Copy the lines holding the word "Corrosion", all of them.

******

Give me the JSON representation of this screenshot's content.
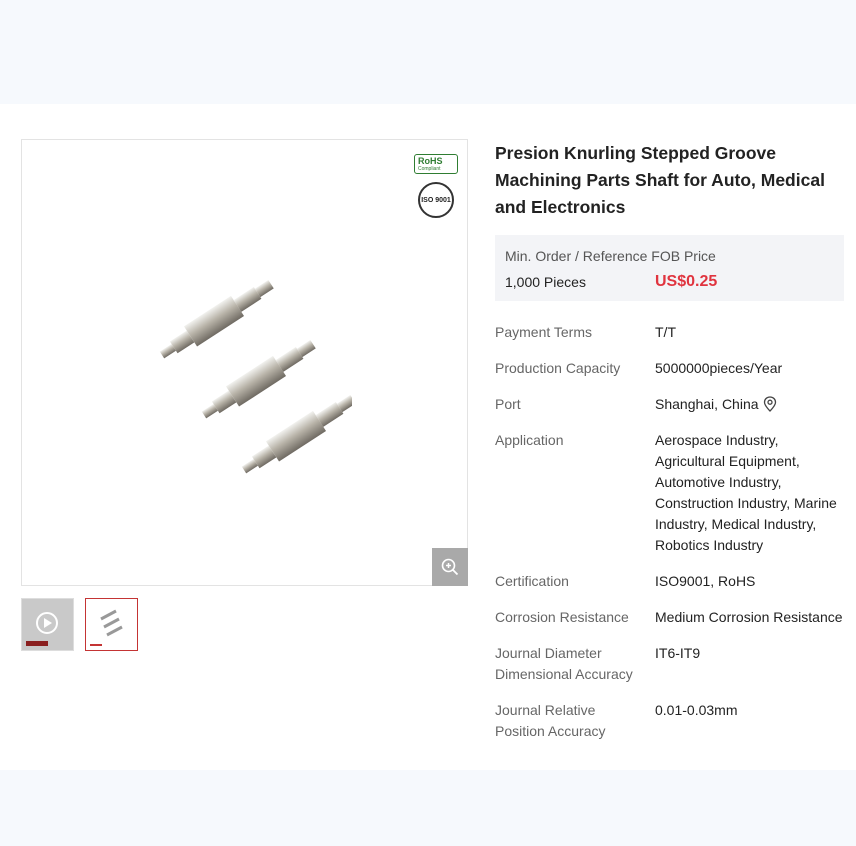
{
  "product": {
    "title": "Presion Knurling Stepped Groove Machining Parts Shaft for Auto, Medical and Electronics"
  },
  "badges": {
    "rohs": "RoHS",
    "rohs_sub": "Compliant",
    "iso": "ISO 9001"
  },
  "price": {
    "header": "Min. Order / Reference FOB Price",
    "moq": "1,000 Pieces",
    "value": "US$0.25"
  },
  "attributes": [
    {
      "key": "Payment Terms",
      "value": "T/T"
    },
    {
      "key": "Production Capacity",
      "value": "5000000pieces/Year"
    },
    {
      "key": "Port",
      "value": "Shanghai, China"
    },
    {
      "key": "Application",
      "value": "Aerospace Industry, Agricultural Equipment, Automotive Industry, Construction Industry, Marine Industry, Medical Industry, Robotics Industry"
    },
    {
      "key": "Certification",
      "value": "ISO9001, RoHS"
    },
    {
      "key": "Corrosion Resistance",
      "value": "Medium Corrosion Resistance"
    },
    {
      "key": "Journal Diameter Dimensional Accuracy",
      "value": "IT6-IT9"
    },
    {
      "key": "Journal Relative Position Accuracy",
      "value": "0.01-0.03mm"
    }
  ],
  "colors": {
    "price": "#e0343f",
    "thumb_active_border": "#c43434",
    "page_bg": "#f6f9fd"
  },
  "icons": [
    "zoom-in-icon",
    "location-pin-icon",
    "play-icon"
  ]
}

******

Answer to the exercise —
      "key": "Corrosion Resistance",
      "value": "Medium Corrosion Resistance"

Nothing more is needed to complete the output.